╭─ GIVEN DATA

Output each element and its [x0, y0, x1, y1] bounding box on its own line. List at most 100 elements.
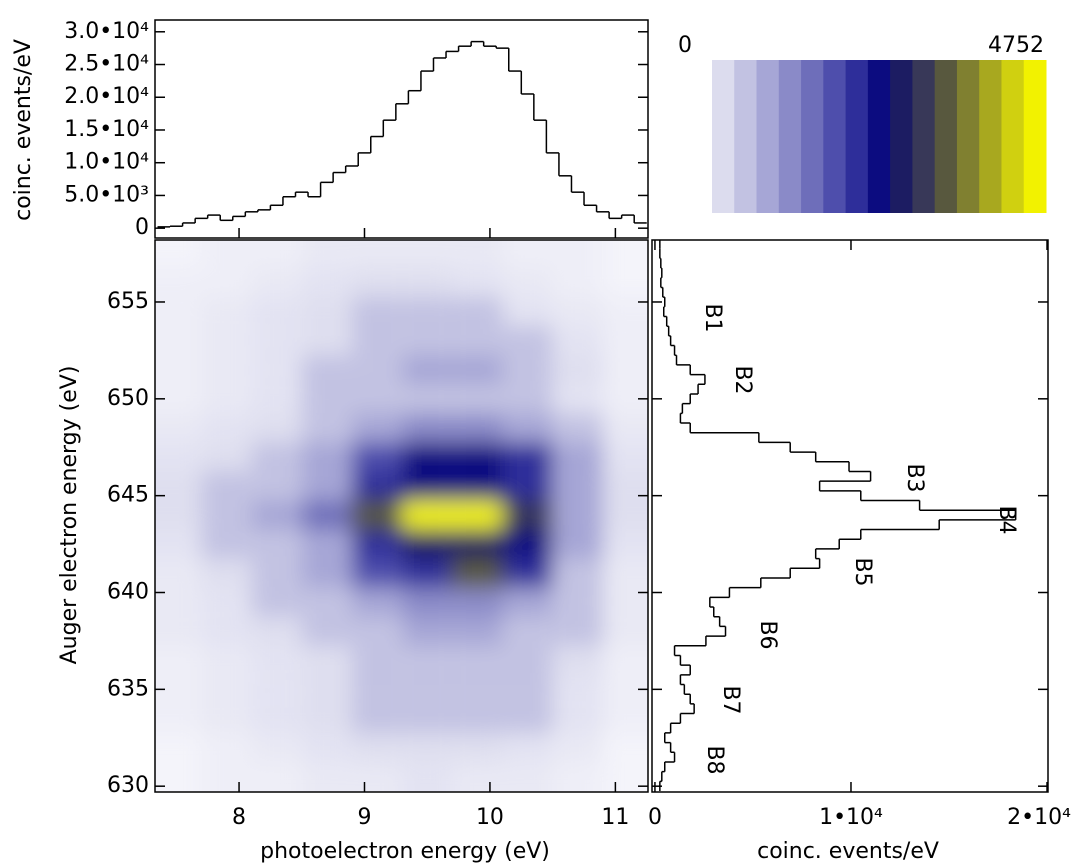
- heat-cell: [301, 616, 352, 646]
- heat-cell: [201, 268, 252, 298]
- y-tick-label: 3.0•10⁴: [64, 19, 149, 44]
- heat-cell: [602, 732, 648, 762]
- heat-cell: [552, 471, 603, 501]
- heat-cell: [301, 384, 352, 414]
- heat-cell: [251, 384, 302, 414]
- heat-cell: [602, 645, 648, 675]
- heat-cell: [301, 674, 352, 704]
- heat-cell: [402, 645, 453, 675]
- heat-cell: [502, 355, 553, 385]
- peak-label: B6: [755, 620, 780, 649]
- heat-cell: [402, 616, 453, 646]
- y-tick-label: 635: [107, 676, 149, 701]
- heat-cell: [602, 442, 648, 472]
- heat-cell: [402, 674, 453, 704]
- heat-cell: [552, 761, 603, 792]
- colorbar-label: 4752: [988, 33, 1044, 58]
- y-tick-label: 655: [107, 289, 149, 314]
- x-axis-label: photoelectron energy (eV): [260, 839, 550, 864]
- heat-cell: [301, 558, 352, 588]
- heat-cell: [402, 297, 453, 327]
- heat-cell: [251, 761, 302, 792]
- colorbar-swatch: [756, 60, 780, 213]
- heat-cell: [552, 703, 603, 733]
- top-frame: [154, 19, 649, 239]
- heat-cell: [502, 471, 553, 501]
- heat-cell: [201, 616, 252, 646]
- heat-cell: [452, 297, 503, 327]
- y-tick-label: 2.5•10⁴: [64, 52, 149, 77]
- heatmap-cells: [155, 240, 648, 792]
- heat-cell: [552, 674, 603, 704]
- heat-cell: [402, 355, 453, 385]
- heat-cell: [251, 732, 302, 762]
- right-frame: [651, 239, 1049, 793]
- heat-cell: [552, 355, 603, 385]
- heat-cell: [402, 326, 453, 356]
- y-tick-label: 1.0•10⁴: [64, 150, 149, 175]
- heat-cell: [502, 732, 553, 762]
- heat-cell: [201, 355, 252, 385]
- heat-cell: [351, 500, 403, 530]
- colorbar-swatch: [979, 60, 1002, 213]
- heat-cell: [402, 703, 453, 733]
- colorbar-swatch: [890, 60, 913, 213]
- heat-cell: [502, 500, 553, 530]
- heat-cell: [502, 616, 553, 646]
- heat-cell: [351, 384, 403, 414]
- heat-cell: [502, 384, 553, 414]
- colorbar-label: 0: [678, 33, 692, 58]
- heat-cell: [351, 761, 403, 792]
- heat-cell: [552, 268, 603, 298]
- heat-cell: [452, 732, 503, 762]
- heat-cell: [402, 240, 453, 269]
- colorbar-swatch: [823, 60, 847, 213]
- heat-cell: [552, 732, 603, 762]
- heat-cell: [452, 326, 503, 356]
- heat-cell: [402, 529, 453, 559]
- heat-cell: [251, 326, 302, 356]
- heat-cell: [201, 297, 252, 327]
- heat-cell: [155, 355, 202, 385]
- heat-cell: [201, 645, 252, 675]
- colorbar-swatch: [778, 60, 802, 213]
- heat-cell: [552, 587, 603, 617]
- x-tick-label: 8: [232, 805, 246, 830]
- heat-cell: [351, 471, 403, 501]
- heat-cell: [351, 240, 403, 269]
- peak-label: B2: [730, 365, 755, 394]
- heat-cell: [402, 384, 453, 414]
- heat-cell: [201, 558, 252, 588]
- heat-cell: [452, 558, 503, 588]
- heat-cell: [301, 326, 352, 356]
- heat-cell: [155, 732, 202, 762]
- heat-cell: [452, 442, 503, 472]
- heat-cell: [251, 500, 302, 530]
- heat-cell: [602, 240, 648, 269]
- heat-cell: [351, 355, 403, 385]
- peak-label: B7: [718, 685, 743, 714]
- heat-cell: [251, 558, 302, 588]
- heat-cell: [351, 616, 403, 646]
- heat-cell: [301, 442, 352, 472]
- heat-cell: [201, 674, 252, 704]
- y-tick-label: 645: [107, 483, 149, 508]
- y-axis-label: coinc. events/eV: [11, 39, 36, 221]
- heat-cell: [502, 326, 553, 356]
- colorbar-swatch: [912, 60, 936, 213]
- heat-cell: [155, 413, 202, 443]
- heatmap: [155, 240, 648, 792]
- y-tick-label: 5.0•10³: [64, 182, 149, 207]
- heat-cell: [602, 413, 648, 443]
- heat-cell: [502, 761, 553, 792]
- heat-cell: [452, 268, 503, 298]
- heat-cell: [552, 500, 603, 530]
- step-risers: [169, 41, 635, 227]
- heat-cell: [502, 529, 553, 559]
- heat-cell: [301, 240, 352, 269]
- heat-cell: [552, 413, 603, 443]
- heat-cell: [201, 732, 252, 762]
- x-tick-label: 1•10⁴: [819, 805, 883, 830]
- heat-cell: [602, 500, 648, 530]
- peak-label: B8: [702, 745, 727, 774]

╰─

> DIRECTIONS:
Arrange every line of the records as a numbered list, skipping blank lines and omitting the pictures.

> COMPLETED EXERCISE:
1. Output each element and its [x0, y0, x1, y1] bounding box on its own line. List at most 100 elements.
2. - heat-cell: [301, 616, 352, 646]
3. - heat-cell: [201, 268, 252, 298]
4. - y-tick-label: 3.0•10⁴: [64, 19, 149, 44]
5. - heat-cell: [602, 732, 648, 762]
6. - heat-cell: [552, 471, 603, 501]
7. - heat-cell: [301, 384, 352, 414]
8. - heat-cell: [251, 384, 302, 414]
9. - heat-cell: [602, 645, 648, 675]
10. - heat-cell: [301, 674, 352, 704]
11. - heat-cell: [402, 645, 453, 675]
12. - heat-cell: [502, 355, 553, 385]
13. - peak-label: B6: [755, 620, 780, 649]
14. - heat-cell: [402, 616, 453, 646]
15. - y-tick-label: 635: [107, 676, 149, 701]
16. - heat-cell: [602, 442, 648, 472]
17. - heat-cell: [402, 674, 453, 704]
18. - heat-cell: [552, 761, 603, 792]
19. - colorbar-label: 4752: [988, 33, 1044, 58]
20. - y-tick-label: 655: [107, 289, 149, 314]
21. - x-axis-label: photoelectron energy (eV): [260, 839, 550, 864]
22. - heat-cell: [301, 558, 352, 588]
23. - heat-cell: [402, 297, 453, 327]
24. - heat-cell: [251, 761, 302, 792]
25. - colorbar-swatch: [756, 60, 780, 213]
26. - heat-cell: [552, 703, 603, 733]
27. - top-frame: [154, 19, 649, 239]
28. - heat-cell: [502, 471, 553, 501]
29. - heat-cell: [201, 616, 252, 646]
30. - heat-cell: [452, 297, 503, 327]
31. - y-tick-label: 2.5•10⁴: [64, 52, 149, 77]
32. - heatmap-cells: [155, 240, 648, 792]
33. - heat-cell: [552, 674, 603, 704]
34. - heat-cell: [402, 355, 453, 385]
35. - heat-cell: [251, 732, 302, 762]
36. - right-frame: [651, 239, 1049, 793]
37. - heat-cell: [552, 355, 603, 385]
38. - heat-cell: [402, 326, 453, 356]
39. - y-tick-label: 1.0•10⁴: [64, 150, 149, 175]
40. - heat-cell: [502, 732, 553, 762]
41. - heat-cell: [201, 355, 252, 385]
42. - heat-cell: [351, 500, 403, 530]
43. - colorbar-swatch: [979, 60, 1002, 213]
44. - heat-cell: [402, 703, 453, 733]
45. - colorbar-swatch: [890, 60, 913, 213]
46. - heat-cell: [502, 500, 553, 530]
47. - heat-cell: [502, 616, 553, 646]
48. - heat-cell: [351, 384, 403, 414]
49. - heat-cell: [502, 384, 553, 414]
50. - colorbar-label: 0: [678, 33, 692, 58]
51. - heat-cell: [351, 761, 403, 792]
52. - heat-cell: [552, 268, 603, 298]
53. - heat-cell: [452, 732, 503, 762]
54. - heat-cell: [402, 240, 453, 269]
55. - colorbar-swatch: [823, 60, 847, 213]
56. - heat-cell: [552, 732, 603, 762]
57. - heat-cell: [452, 326, 503, 356]
58. - heat-cell: [402, 529, 453, 559]
59. - heat-cell: [251, 326, 302, 356]
60. - heat-cell: [201, 297, 252, 327]
61. - heat-cell: [155, 355, 202, 385]
62. - heat-cell: [201, 645, 252, 675]
63. - colorbar-swatch: [778, 60, 802, 213]
64. - heat-cell: [552, 587, 603, 617]
65. - x-tick-label: 8: [232, 805, 246, 830]
66. - heat-cell: [351, 471, 403, 501]
67. - heat-cell: [351, 240, 403, 269]
68. - peak-label: B2: [730, 365, 755, 394]
69. - heat-cell: [402, 384, 453, 414]
70. - heat-cell: [201, 558, 252, 588]
71. - heat-cell: [452, 558, 503, 588]
72. - heat-cell: [301, 326, 352, 356]
73. - heat-cell: [155, 732, 202, 762]
74. - heat-cell: [452, 442, 503, 472]
75. - heat-cell: [251, 500, 302, 530]
76. - heat-cell: [602, 240, 648, 269]
77. - heat-cell: [351, 355, 403, 385]
78. - peak-label: B7: [718, 685, 743, 714]
79. - heat-cell: [251, 558, 302, 588]
80. - heat-cell: [351, 616, 403, 646]
81. - heat-cell: [301, 442, 352, 472]
82. - heat-cell: [201, 674, 252, 704]
83. - y-tick-label: 645: [107, 483, 149, 508]
84. - y-axis-label: coinc. events/eV: [11, 39, 36, 221]
85. - heat-cell: [502, 326, 553, 356]
86. - colorbar-swatch: [912, 60, 936, 213]
87. - heat-cell: [155, 413, 202, 443]
88. - heatmap: [155, 240, 648, 792]
89. - y-tick-label: 5.0•10³: [64, 182, 149, 207]
90. - heat-cell: [602, 413, 648, 443]
91. - heat-cell: [502, 761, 553, 792]
92. - heat-cell: [452, 268, 503, 298]
93. - heat-cell: [552, 500, 603, 530]
94. - step-risers: [169, 41, 635, 227]
95. - heat-cell: [502, 529, 553, 559]
96. - heat-cell: [301, 240, 352, 269]
97. - heat-cell: [552, 413, 603, 443]
98. - heat-cell: [201, 732, 252, 762]
99. - x-tick-label: 1•10⁴: [819, 805, 883, 830]
100. - heat-cell: [602, 500, 648, 530]
101. - peak-label: B8: [702, 745, 727, 774]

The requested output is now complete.